GOAL OF THE EXERCISE
Report each line of the entries below that has the word "bays" in it.

══ DATA FOR PROCESSING ══

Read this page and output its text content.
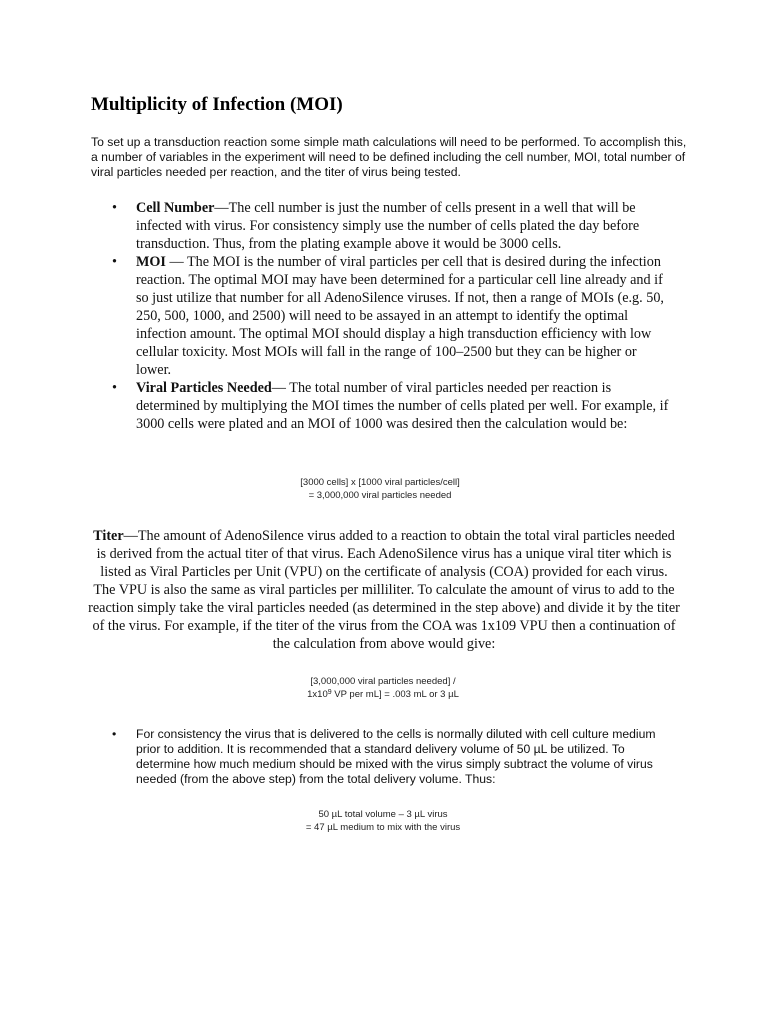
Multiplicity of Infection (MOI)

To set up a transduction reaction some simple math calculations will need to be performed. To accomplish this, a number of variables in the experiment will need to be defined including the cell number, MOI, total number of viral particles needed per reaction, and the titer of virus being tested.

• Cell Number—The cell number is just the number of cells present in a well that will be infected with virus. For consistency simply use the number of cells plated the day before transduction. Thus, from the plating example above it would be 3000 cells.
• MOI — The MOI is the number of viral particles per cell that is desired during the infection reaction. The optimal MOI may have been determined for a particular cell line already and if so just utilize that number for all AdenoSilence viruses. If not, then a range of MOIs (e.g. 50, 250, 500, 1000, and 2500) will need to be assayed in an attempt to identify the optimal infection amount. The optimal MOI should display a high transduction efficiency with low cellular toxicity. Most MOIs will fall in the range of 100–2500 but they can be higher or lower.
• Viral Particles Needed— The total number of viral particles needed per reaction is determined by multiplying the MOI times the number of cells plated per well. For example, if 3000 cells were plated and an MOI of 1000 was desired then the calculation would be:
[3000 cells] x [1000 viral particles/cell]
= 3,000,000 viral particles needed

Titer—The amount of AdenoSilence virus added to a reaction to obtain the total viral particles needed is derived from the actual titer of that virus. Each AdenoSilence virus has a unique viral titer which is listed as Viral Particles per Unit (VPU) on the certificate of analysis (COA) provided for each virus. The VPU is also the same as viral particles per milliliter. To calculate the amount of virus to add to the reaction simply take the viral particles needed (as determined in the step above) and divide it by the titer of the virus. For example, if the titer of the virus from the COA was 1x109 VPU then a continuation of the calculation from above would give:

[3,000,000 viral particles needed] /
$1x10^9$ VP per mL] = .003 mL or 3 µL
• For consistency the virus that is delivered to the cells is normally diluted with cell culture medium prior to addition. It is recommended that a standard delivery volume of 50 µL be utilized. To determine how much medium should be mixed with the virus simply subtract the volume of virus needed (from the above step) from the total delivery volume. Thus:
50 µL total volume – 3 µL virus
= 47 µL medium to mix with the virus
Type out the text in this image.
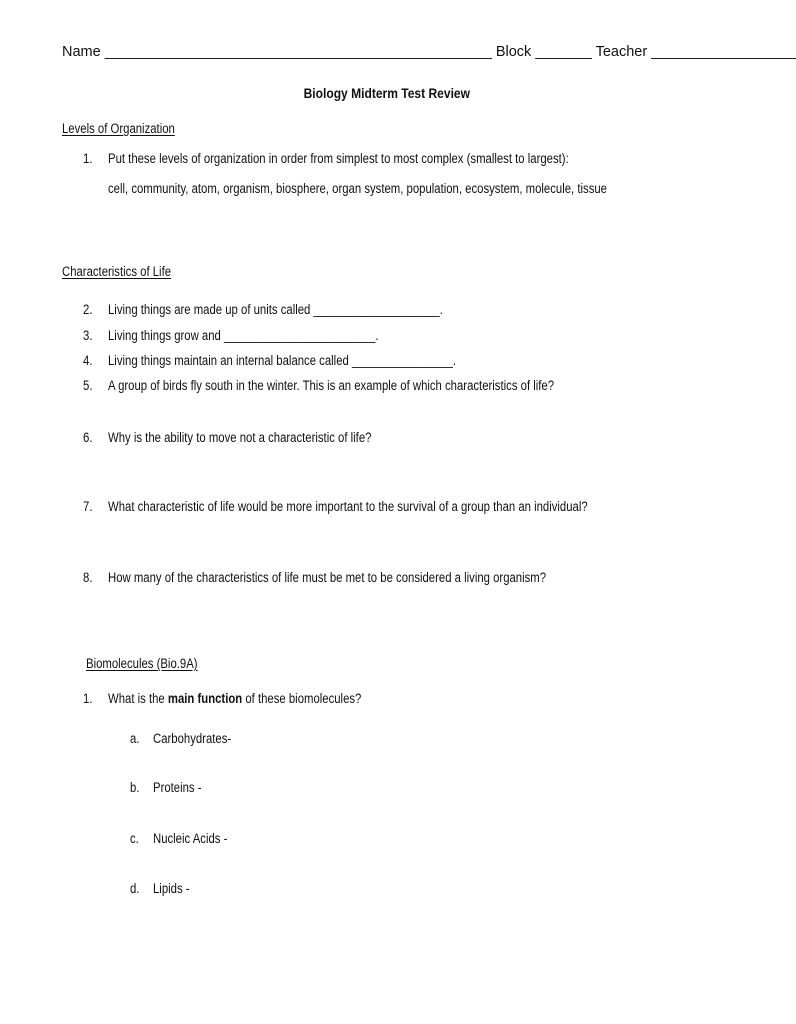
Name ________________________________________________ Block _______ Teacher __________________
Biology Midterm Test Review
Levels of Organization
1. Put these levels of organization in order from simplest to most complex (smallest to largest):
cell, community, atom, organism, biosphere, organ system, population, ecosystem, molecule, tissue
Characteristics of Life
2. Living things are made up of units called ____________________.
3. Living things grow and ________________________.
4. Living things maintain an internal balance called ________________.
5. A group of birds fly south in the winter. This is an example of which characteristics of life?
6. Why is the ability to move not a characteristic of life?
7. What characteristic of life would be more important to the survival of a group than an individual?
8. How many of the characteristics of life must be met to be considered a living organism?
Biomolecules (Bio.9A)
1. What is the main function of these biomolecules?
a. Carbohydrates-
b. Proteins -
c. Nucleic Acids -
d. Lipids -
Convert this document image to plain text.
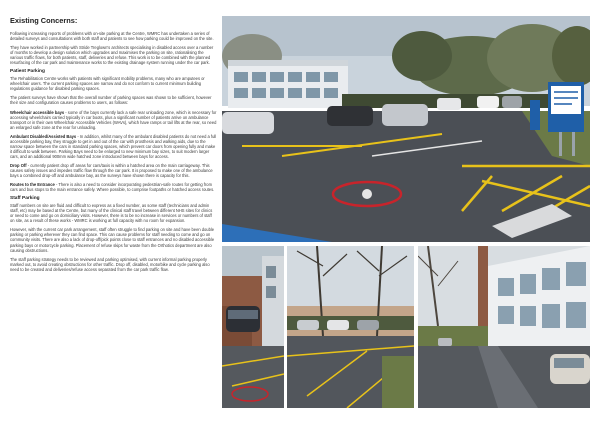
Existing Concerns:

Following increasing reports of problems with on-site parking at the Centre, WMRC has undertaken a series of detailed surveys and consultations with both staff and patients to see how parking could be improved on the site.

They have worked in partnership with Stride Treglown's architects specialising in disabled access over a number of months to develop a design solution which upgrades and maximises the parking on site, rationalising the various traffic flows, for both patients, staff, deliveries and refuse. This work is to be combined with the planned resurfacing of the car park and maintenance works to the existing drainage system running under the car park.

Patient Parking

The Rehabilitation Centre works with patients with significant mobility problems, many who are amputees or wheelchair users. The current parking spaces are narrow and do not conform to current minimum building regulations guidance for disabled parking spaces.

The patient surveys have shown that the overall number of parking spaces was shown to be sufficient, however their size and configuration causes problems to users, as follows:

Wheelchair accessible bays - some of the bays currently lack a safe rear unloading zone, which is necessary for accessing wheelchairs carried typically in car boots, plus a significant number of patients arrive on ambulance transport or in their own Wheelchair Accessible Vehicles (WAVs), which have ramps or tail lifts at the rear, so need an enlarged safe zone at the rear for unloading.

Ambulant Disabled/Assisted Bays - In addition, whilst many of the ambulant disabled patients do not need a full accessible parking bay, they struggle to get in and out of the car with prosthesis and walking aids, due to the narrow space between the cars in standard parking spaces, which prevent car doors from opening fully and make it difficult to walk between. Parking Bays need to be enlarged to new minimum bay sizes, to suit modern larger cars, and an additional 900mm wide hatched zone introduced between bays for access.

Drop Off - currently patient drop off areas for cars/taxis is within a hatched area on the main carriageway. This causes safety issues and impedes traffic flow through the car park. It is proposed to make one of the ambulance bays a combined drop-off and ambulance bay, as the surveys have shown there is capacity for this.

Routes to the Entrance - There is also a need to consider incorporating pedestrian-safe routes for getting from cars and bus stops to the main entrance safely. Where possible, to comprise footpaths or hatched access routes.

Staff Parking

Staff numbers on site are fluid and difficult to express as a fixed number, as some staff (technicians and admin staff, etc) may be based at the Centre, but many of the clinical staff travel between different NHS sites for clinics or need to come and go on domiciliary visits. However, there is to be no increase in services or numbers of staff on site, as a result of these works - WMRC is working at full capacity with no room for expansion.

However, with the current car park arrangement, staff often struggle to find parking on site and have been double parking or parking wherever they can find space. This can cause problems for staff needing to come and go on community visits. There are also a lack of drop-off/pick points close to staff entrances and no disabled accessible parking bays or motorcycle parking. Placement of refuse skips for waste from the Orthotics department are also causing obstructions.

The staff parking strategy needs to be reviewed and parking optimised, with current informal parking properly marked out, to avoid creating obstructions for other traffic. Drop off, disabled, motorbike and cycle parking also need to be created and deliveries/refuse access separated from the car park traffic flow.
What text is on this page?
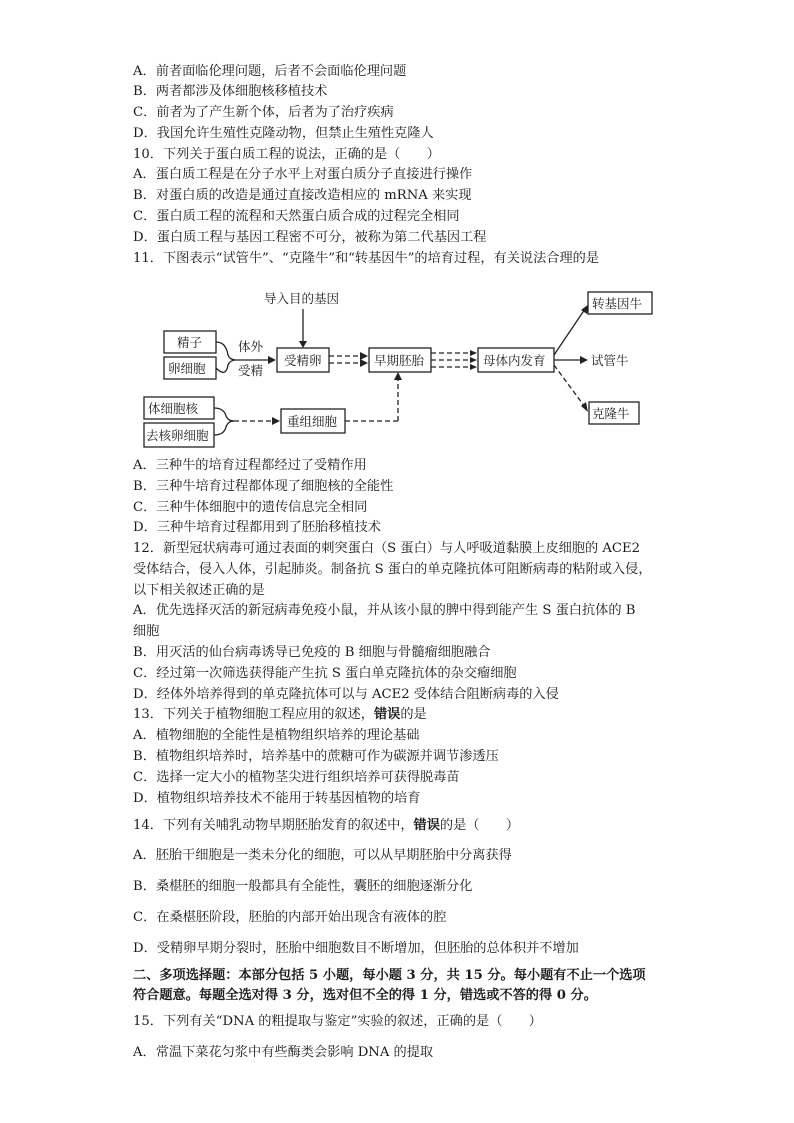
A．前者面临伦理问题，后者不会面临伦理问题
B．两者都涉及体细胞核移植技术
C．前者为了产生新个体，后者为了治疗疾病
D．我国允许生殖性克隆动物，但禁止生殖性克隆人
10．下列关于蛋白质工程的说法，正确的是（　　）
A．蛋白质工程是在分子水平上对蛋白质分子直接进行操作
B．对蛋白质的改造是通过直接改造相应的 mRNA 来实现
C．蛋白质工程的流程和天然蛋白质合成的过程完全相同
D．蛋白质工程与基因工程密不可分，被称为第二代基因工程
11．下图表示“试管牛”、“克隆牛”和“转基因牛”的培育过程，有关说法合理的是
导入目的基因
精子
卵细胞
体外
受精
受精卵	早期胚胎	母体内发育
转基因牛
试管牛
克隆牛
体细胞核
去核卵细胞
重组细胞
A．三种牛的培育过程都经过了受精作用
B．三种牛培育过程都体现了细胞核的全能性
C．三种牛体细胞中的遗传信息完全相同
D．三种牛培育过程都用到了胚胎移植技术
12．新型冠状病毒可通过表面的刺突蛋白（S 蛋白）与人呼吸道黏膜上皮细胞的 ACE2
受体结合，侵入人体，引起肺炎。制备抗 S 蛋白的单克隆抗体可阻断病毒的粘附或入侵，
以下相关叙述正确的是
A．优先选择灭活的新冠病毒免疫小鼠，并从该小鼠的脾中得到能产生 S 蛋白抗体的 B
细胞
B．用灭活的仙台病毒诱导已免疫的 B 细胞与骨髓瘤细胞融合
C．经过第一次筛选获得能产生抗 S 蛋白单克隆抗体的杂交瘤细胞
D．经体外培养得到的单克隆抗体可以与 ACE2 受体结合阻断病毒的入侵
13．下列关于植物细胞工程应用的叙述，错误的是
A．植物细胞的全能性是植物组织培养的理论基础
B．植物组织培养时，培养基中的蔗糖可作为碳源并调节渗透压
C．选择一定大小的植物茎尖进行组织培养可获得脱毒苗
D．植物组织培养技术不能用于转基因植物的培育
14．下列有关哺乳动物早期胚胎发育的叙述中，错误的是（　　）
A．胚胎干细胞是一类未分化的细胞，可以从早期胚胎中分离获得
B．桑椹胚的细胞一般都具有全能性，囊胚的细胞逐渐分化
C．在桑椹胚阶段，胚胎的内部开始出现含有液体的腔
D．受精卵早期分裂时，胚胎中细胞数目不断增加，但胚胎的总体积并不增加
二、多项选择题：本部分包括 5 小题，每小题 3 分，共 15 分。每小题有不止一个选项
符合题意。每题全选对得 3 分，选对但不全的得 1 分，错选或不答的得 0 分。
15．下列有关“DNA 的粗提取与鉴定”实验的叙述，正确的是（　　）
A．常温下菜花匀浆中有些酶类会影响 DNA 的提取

═══

ANSWER FOR THE TASK
Wheelchair accessible bays - some of the bays currently lack a safe rear unloading zone, which is necessary for accessing wheelchairs carried typically in car boots, plus a significant number of patients arrive on ambulance transport or in their own Wheelchair Accessible Vehicles (WAVs), which have ramps or tail lifts at the rear, so need an enlarged safe zone at the rear for unloading.
Ambulant Disabled/Assisted Bays - In addition, whilst many of the ambulant disabled patients do not need a full accessible parking bay, they struggle to get in and out of the car with prosthesis and walking aids, due to the narrow space between the cars in standard parking spaces, which prevent car doors from opening fully and make it difficult to walk between. Parking Bays need to be enlarged to new minimum bay sizes, to suit modern larger cars, and an additional 900mm wide hatched zone introduced between bays for access.
Drop Off - currently patient drop off areas for cars/taxis is within a hatched area on the main carriageway. This causes safety issues and impedes traffic flow through the car park. It is proposed to make one of the ambulance bays a combined drop-off and ambulance bay, as the surveys have shown there is capacity for this.
However, with the current car park arrangement, staff often struggle to find parking on site and have been double parking or parking wherever they can find space. This can cause problems for staff needing to come and go on community visits. There are also a lack of drop-off/pick points close to staff entrances and no disabled accessible parking bays or motorcycle parking. Placement of refuse skips for waste from the Orthotics department are also causing obstructions.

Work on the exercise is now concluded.